Extract provided
»»
A Norwegian speaker began by saying that the Left party in Norway had always played a leading role in the campaign to keep Norway out of the EU. But he wanted Norway to go further and leave the European Economic Area because of the neoliberal rules forced on Norway by being in the EEA. This was just an example of how far removed the debate about the EU is situated in Scandinavia from the one in the UK. Two of his main reasons for blasting the EU were pointing out that Europe was weak on co-operation when it came to refugees or climate change but strong on economics.

Zoe Konstantopolou caused one of the main moments of controversy at the conference when she refused to speak of Syriza as comrades or friends but denounced them as “traitors”. She accused the EU of leading the witch hunt against those opposed to austerity. Plan B was a call to defend democracy. Greeks had been subjected to taxation and to a surrender to the creditors. She attacked the sell off of Greek banks and the refugee treaty with Turkey. Things were now so bad in Greece that there were organised attacks on all those associated with resistance and government officials were granted legal immunity and there was interference with the judicial system.

But a young Slovenian speaker cautioned about Plan B calling for the end of the EU and likened the situation with that in the former Yugoslavia in the 80s. In Slovenia nobody wanted independence in 1985 but wanted a reformed Yugoslavia, by 1990 all wanted it and Serbs were attacked as lazy, arrogant etc. The argument that the former states of Yugoslavia were better off with independence had been disproved – the GDP of Croatia was now less than it had been in 1980. He called instead for a move against protectionism and social dumping and forcing trade blocks to increased standards, including minimum wage standards across Europe and a European Green Deal. This speech was later denounced in one of the workshops by Eric Toussaint as being “Varoufakism”.

I attended two workshops – one on debt and the second on social dumping. At this point it must be said that the conference was suffused with the Lexit narrative, which I did my best to oppose. A young British man now living in Sweden claimed at one of the workshops that the British people had “voted against globalisation”. The workshop on social dumping was particularly interesting with a Polish speaker from the Razem party, a Danish Red-Green Alliance MP and an Irish trade unionist. The Danish MP just repeated a litany of the neoliberal sins of the EU whereas the other two speakers were much more interesting.

The Polish speaker described how immigrant labour like Poles were doing most of the unwanted work across Europe. She gave the example of the German Post Office, Deutsche Post, who had just recorded a huge profit, but who had their Polish employees sleeping in the postal vans! She cautioned against a total rejection of the EU and the resultant anti-migrant feeling and xenophobia which would result. She later told me that she was glad that I made the interventions I did as she had wanted to say the same thing. The Irish trade unionist spoke of social dumping and the driving down of terms and conditions for Irish workers, where the EU offered no support to the unions or Irish workers. When he told the mainly Scandinavian audience that trade union membership in the private sector was only 16%, there were audible gasps! Again this demonstrates the difference between the Scandinavian experience and that in the UK & Ireland and also Eastern Europe.
««
What you have to do
Echo the passage on the left-wing conference debates over the EU word for word, from "I attended two" up to and including "much more interesting.". The data after the text can be left aside.

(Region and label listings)
»»
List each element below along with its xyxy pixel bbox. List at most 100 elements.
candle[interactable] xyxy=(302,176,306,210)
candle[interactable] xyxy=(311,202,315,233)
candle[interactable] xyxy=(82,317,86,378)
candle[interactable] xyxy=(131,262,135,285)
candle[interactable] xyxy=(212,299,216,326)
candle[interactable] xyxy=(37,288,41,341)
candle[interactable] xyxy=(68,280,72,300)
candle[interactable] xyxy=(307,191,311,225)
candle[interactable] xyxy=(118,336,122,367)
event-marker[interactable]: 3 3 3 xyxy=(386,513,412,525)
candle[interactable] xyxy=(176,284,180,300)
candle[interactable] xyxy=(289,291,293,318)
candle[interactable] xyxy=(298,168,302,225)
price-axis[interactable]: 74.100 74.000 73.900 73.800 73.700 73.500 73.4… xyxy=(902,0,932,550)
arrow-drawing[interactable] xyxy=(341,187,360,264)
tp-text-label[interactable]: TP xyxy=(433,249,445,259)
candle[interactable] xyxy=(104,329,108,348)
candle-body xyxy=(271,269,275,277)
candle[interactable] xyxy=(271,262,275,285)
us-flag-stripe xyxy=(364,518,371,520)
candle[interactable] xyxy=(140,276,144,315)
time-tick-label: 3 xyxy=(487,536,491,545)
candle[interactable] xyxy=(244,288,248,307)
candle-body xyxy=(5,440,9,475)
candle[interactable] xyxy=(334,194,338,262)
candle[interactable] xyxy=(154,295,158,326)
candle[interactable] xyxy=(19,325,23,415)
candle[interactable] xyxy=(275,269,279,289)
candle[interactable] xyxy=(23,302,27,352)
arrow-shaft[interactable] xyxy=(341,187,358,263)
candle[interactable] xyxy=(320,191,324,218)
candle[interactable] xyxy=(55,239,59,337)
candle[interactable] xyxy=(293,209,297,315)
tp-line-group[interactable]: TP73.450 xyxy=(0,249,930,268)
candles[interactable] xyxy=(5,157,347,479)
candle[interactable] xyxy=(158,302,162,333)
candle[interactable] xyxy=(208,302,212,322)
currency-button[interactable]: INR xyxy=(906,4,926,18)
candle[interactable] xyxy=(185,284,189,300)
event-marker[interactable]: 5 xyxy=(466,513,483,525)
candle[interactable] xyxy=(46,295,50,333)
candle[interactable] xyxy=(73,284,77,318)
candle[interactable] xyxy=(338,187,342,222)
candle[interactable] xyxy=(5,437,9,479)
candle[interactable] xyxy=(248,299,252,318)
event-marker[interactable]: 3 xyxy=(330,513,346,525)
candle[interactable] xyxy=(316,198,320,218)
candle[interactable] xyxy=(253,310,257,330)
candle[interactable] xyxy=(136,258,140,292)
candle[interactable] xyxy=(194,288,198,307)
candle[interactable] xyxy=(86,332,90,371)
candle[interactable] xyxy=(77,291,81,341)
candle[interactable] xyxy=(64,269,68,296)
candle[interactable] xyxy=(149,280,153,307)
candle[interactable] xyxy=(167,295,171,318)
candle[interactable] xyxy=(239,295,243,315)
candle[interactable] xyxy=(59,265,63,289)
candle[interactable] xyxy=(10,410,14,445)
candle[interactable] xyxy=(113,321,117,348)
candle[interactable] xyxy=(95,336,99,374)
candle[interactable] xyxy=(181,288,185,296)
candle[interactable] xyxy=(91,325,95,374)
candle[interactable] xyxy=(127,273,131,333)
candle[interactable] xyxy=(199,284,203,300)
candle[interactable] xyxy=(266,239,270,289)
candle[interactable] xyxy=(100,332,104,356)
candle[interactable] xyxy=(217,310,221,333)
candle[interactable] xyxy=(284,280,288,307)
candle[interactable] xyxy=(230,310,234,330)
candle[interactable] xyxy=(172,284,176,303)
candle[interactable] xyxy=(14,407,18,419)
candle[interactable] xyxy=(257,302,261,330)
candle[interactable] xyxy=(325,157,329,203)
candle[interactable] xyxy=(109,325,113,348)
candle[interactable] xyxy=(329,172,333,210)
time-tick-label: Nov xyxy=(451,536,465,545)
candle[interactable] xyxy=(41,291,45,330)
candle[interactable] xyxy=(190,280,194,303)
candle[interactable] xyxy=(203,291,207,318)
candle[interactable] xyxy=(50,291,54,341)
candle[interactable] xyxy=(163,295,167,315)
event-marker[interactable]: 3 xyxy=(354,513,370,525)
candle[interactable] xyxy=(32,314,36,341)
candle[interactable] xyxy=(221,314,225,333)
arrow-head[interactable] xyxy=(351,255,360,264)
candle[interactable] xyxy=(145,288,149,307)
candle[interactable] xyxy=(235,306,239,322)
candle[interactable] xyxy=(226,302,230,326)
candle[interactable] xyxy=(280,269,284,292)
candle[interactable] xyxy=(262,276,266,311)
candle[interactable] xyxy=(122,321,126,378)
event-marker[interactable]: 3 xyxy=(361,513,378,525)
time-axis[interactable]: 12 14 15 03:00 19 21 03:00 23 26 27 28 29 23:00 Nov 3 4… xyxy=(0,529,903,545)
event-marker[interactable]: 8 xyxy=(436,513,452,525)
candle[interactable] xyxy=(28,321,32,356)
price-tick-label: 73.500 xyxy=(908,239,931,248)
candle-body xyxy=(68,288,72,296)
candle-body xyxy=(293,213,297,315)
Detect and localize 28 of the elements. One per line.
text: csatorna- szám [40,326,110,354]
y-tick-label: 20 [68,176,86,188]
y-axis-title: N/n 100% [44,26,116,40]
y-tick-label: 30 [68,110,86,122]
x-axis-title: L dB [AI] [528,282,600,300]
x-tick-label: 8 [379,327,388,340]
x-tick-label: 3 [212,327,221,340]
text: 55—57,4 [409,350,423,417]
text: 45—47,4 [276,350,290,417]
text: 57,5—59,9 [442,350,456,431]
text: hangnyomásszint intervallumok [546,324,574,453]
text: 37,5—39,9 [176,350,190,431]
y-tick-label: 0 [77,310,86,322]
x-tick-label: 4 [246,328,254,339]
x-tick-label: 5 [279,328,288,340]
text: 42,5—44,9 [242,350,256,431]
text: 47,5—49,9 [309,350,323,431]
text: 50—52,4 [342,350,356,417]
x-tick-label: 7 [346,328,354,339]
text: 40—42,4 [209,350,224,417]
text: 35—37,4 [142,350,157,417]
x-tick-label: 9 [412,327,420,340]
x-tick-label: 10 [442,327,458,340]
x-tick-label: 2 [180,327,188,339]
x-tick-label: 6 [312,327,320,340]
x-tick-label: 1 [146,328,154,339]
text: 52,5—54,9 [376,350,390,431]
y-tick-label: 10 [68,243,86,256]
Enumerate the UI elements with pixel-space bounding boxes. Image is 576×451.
««
»»
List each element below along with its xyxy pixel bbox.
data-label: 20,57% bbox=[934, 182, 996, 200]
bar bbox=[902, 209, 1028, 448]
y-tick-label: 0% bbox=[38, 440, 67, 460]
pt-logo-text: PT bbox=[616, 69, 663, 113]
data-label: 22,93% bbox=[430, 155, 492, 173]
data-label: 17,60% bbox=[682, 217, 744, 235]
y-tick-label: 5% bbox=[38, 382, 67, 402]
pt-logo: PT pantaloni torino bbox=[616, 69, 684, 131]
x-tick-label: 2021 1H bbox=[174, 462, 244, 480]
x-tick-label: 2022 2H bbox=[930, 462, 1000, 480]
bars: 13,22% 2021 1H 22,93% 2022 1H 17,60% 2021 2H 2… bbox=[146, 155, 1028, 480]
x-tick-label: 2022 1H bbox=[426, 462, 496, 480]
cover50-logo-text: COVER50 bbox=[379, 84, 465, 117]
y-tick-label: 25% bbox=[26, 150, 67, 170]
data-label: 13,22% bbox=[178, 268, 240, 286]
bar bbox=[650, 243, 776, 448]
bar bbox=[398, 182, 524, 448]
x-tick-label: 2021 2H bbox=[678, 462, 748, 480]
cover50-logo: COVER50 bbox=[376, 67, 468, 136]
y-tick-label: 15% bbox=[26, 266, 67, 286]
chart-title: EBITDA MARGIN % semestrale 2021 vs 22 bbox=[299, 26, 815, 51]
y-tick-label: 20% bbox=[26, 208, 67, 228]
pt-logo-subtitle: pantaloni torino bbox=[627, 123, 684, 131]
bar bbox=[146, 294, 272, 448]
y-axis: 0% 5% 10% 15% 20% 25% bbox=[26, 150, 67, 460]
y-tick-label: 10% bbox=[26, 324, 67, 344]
««
»»
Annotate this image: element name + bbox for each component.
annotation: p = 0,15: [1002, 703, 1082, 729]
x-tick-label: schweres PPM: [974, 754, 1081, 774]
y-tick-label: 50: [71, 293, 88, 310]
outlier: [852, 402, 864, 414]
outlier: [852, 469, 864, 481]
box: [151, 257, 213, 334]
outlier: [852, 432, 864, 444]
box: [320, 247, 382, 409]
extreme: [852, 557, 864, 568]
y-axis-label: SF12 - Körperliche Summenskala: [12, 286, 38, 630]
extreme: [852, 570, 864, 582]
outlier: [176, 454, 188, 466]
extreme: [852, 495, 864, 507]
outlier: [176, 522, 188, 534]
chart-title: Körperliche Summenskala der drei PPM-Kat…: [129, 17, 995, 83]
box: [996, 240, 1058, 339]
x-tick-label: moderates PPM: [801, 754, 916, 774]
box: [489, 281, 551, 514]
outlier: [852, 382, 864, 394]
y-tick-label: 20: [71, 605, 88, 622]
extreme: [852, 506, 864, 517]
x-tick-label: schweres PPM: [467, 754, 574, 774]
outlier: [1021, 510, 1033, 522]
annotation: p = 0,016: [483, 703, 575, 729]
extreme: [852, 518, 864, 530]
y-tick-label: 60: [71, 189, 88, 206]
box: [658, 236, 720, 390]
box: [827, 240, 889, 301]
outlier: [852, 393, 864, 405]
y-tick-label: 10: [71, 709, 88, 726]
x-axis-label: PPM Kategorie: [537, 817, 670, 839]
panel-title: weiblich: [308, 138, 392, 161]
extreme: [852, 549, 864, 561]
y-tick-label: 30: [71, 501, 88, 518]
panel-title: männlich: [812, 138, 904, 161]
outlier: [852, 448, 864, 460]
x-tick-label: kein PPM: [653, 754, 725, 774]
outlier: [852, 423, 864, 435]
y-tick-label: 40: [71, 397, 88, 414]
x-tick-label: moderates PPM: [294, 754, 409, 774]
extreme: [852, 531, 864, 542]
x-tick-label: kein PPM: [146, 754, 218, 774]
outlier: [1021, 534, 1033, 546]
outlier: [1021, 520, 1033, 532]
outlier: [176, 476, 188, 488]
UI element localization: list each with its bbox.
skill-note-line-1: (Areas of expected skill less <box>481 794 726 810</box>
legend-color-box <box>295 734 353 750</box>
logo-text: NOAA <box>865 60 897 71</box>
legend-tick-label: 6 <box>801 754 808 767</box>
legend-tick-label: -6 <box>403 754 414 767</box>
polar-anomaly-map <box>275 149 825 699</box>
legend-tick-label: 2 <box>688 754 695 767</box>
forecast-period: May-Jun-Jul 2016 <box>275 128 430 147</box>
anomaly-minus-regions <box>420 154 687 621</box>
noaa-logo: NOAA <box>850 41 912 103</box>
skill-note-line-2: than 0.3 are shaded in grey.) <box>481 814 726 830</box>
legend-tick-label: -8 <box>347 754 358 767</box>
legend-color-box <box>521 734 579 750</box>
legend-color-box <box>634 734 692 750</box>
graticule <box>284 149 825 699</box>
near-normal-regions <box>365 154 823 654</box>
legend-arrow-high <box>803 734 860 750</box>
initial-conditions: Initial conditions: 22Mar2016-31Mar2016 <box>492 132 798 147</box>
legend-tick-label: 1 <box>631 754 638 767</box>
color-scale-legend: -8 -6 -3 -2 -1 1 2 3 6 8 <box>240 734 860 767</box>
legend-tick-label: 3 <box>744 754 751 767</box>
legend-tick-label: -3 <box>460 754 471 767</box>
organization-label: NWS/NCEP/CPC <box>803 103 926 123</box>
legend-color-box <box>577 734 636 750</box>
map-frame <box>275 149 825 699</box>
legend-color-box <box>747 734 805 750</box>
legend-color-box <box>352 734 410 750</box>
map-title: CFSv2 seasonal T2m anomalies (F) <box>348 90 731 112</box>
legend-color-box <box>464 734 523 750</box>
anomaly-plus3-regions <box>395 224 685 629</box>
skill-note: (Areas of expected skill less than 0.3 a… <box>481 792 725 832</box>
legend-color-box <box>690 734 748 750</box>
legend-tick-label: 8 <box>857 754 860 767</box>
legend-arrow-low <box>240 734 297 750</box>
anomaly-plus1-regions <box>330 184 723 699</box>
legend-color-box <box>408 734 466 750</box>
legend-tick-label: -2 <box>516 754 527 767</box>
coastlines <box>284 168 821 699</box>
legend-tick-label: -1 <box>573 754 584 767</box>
««
Solution to the problem
I attended two workshops – one on debt and the second on social dumping. At this point it must be said that the conference was suffused with the Lexit narrative, which I did my best to oppose. A young British man now living in Sweden claimed at one of the workshops that the British people had “voted against globalisation”. The workshop on social dumping was particularly interesting with a Polish speaker from the Razem party, a Danish Red-Green Alliance MP and an Irish trade unionist. The Danish MP just repeated a litany of the neoliberal sins of the EU whereas the other two speakers were much more interesting.